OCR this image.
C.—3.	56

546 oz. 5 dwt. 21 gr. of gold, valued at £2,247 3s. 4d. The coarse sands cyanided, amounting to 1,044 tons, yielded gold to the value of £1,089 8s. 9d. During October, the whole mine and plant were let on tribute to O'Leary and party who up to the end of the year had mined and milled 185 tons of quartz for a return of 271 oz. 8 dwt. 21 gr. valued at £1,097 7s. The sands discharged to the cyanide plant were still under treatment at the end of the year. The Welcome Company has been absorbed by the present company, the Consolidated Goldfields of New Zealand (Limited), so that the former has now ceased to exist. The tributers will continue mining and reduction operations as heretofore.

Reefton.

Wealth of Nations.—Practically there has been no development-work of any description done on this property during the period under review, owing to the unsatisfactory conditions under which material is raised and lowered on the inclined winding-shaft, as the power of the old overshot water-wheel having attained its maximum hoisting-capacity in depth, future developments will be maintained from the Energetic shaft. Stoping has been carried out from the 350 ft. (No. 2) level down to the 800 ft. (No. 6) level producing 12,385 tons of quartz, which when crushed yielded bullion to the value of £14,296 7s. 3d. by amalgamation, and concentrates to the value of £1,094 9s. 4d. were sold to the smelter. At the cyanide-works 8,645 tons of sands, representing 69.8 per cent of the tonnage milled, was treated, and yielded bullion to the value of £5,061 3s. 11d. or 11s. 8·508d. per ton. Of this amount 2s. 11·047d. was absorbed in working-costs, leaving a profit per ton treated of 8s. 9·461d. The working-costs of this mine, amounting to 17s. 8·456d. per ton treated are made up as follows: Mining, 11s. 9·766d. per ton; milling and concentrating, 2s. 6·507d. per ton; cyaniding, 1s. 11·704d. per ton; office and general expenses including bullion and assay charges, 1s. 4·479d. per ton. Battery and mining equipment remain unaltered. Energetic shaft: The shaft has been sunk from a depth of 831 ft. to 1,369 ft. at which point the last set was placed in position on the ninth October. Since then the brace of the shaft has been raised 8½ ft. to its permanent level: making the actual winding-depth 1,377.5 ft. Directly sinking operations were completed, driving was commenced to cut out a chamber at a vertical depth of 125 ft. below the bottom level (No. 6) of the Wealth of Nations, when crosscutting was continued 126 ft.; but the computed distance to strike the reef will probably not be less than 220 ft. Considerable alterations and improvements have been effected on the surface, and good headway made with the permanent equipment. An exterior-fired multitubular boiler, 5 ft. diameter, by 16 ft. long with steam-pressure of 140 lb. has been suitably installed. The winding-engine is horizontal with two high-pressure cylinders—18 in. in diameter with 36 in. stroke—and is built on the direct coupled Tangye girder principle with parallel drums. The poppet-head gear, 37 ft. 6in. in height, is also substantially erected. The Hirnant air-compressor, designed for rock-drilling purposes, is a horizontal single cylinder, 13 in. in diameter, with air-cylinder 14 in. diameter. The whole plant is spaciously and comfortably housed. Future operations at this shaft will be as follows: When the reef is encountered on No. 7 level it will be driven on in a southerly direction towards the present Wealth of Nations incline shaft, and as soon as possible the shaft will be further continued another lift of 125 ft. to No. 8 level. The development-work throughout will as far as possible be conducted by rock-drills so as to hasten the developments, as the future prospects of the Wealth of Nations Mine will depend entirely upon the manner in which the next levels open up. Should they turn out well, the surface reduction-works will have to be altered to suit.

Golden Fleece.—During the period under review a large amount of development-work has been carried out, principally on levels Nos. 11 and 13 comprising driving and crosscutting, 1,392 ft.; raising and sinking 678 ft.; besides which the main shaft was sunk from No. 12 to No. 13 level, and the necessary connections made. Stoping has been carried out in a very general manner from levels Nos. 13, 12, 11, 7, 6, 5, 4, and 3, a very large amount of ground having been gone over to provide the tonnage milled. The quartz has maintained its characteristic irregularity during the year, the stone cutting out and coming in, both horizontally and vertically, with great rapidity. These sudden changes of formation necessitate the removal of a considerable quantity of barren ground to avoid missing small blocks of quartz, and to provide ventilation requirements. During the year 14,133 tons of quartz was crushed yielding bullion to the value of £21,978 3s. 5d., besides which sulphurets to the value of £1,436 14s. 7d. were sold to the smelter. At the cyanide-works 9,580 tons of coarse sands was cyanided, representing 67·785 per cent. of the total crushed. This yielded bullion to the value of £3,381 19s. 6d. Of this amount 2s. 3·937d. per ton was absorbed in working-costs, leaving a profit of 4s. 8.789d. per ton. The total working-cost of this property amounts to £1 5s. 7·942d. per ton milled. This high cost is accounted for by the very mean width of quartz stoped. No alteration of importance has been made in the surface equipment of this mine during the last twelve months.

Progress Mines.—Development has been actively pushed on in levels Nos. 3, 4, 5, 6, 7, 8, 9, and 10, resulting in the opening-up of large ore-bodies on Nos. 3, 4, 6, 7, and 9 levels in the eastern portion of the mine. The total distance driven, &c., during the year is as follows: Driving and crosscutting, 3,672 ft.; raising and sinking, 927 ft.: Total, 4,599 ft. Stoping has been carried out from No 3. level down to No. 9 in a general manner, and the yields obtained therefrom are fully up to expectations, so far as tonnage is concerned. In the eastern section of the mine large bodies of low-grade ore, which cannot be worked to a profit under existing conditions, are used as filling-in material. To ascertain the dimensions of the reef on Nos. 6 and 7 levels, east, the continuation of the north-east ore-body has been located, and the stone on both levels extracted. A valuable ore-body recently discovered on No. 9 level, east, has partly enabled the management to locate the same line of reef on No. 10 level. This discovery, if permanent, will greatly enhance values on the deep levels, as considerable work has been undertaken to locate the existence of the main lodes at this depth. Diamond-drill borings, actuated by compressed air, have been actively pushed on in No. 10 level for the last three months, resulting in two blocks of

┄┄┄┄┄┄

» **What to work on**
Every entry should be restated word for word.

» **Answer space**
OCR this image.
C.—3.	56

546 oz. 5 dwt. 21 gr. of gold, valued at £2,247 3s. 4d. The coarse sands cyanided, amounting to 1,044 tons, yielded gold to the value of £1,089 8s. 9d. During October, the whole mine and plant were let on tribute to O'Leary and party who up to the end of the year had mined and milled 185 tons of quartz for a return of 271 oz. 8 dwt. 21 gr. valued at £1,097 7s. The sands discharged to the cyanide plant were still under treatment at the end of the year. The Welcome Company has been absorbed by the present company, the Consolidated Goldfields of New Zealand (Limited), so that the former has now ceased to exist. The tributers will continue mining and reduction operations as heretofore.

Reefton.

Wealth of Nations.—Practically there has been no development-work of any description done on this property during the period under review, owing to the unsatisfactory conditions under which material is raised and lowered on the inclined winding-shaft, as the power of the old overshot water-wheel having attained its maximum hoisting-capacity in depth, future developments will be maintained from the Energetic shaft. Stoping has been carried out from the 350 ft. (No. 2) level down to the 800 ft. (No. 6) level producing 12,385 tons of quartz, which when crushed yielded bullion to the value of £14,296 7s. 3d. by amalgamation, and concentrates to the value of £1,094 9s. 4d. were sold to the smelter. At the cyanide-works 8,645 tons of sands, representing 69.8 per cent of the tonnage milled, was treated, and yielded bullion to the value of £5,061 3s. 11d. or 11s. 8·508d. per ton. Of this amount 2s. 11·047d. was absorbed in working-costs, leaving a profit per ton treated of 8s. 9·461d. The working-costs of this mine, amounting to 17s. 8·456d. per ton treated are made up as follows: Mining, 11s. 9·766d. per ton; milling and concentrating, 2s. 6·507d. per ton; cyaniding, 1s. 11·704d. per ton; office and general expenses including bullion and assay charges, 1s. 4·479d. per ton. Battery and mining equipment remain unaltered. Energetic shaft: The shaft has been sunk from a depth of 831 ft. to 1,369 ft. at which point the last set was placed in position on the ninth October. Since then the brace of the shaft has been raised 8½ ft. to its permanent level: making the actual winding-depth 1,377.5 ft. Directly sinking operations were completed, driving was commenced to cut out a chamber at a vertical depth of 125 ft. below the bottom level (No. 6) of the Wealth of Nations, when crosscutting was continued 126 ft.; but the computed distance to strike the reef will probably not be less than 220 ft. Considerable alterations and improvements have been effected on the surface, and good headway made with the permanent equipment. An exterior-fired multitubular boiler, 5 ft. diameter, by 16 ft. long with steam-pressure of 140 lb. has been suitably installed. The winding-engine is horizontal with two high-pressure cylinders—18 in. in diameter with 36 in. stroke—and is built on the direct coupled Tangye girder principle with parallel drums. The poppet-head gear, 37 ft. 6in. in height, is also substantially erected. The Hirnant air-compressor, designed for rock-drilling purposes, is a horizontal single cylinder, 13 in. in diameter, with air-cylinder 14 in. diameter. The whole plant is spaciously and comfortably housed. Future operations at this shaft will be as follows: When the reef is encountered on No. 7 level it will be driven on in a southerly direction towards the present Wealth of Nations incline shaft, and as soon as possible the shaft will be further continued another lift of 125 ft. to No. 8 level. The development-work throughout will as far as possible be conducted by rock-drills so as to hasten the developments, as the future prospects of the Wealth of Nations Mine will depend entirely upon the manner in which the next levels open up. Should they turn out well, the surface reduction-works will have to be altered to suit.

Golden Fleece.—During the period under review a large amount of development-work has been carried out, principally on levels Nos. 11 and 13 comprising driving and crosscutting, 1,392 ft.; raising and sinking 678 ft.; besides which the main shaft was sunk from No. 12 to No. 13 level, and the necessary connections made. Stoping has been carried out in a very general manner from levels Nos. 13, 12, 11, 7, 6, 5, 4, and 3, a very large amount of ground having been gone over to provide the tonnage milled. The quartz has maintained its characteristic irregularity during the year, the stone cutting out and coming in, both horizontally and vertically, with great rapidity. These sudden changes of formation necessitate the removal of a considerable quantity of barren ground to avoid missing small blocks of quartz, and to provide ventilation requirements. During the year 14,133 tons of quartz was crushed yielding bullion to the value of £21,978 3s. 5d., besides which sulphurets to the value of £1,436 14s. 7d. were sold to the smelter. At the cyanide-works 9,580 tons of coarse sands was cyanided, representing 67·785 per cent. of the total crushed. This yielded bullion to the value of £3,381 19s. 6d. Of this amount 2s. 3·937d. per ton was absorbed in working-costs, leaving a profit of 4s. 8.789d. per ton. The total working-cost of this property amounts to £1 5s. 7·942d. per ton milled. This high cost is accounted for by the very mean width of quartz stoped. No alteration of importance has been made in the surface equipment of this mine during the last twelve months.

Progress Mines.—Development has been actively pushed on in levels Nos. 3, 4, 5, 6, 7, 8, 9, and 10, resulting in the opening-up of large ore-bodies on Nos. 3, 4, 6, 7, and 9 levels in the eastern portion of the mine. The total distance driven, &c., during the year is as follows: Driving and crosscutting, 3,672 ft.; raising and sinking, 927 ft.: Total, 4,599 ft. Stoping has been carried out from No 3. level down to No. 9 in a general manner, and the yields obtained therefrom are fully up to expectations, so far as tonnage is concerned. In the eastern section of the mine large bodies of low-grade ore, which cannot be worked to a profit under existing conditions, are used as filling-in material. To ascertain the dimensions of the reef on Nos. 6 and 7 levels, east, the continuation of the north-east ore-body has been located, and the stone on both levels extracted. A valuable ore-body recently discovered on No. 9 level, east, has partly enabled the management to locate the same line of reef on No. 10 level. This discovery, if permanent, will greatly enhance values on the deep levels, as considerable work has been undertaken to locate the existence of the main lodes at this depth. Diamond-drill borings, actuated by compressed air, have been actively pushed on in No. 10 level for the last three months, resulting in two blocks of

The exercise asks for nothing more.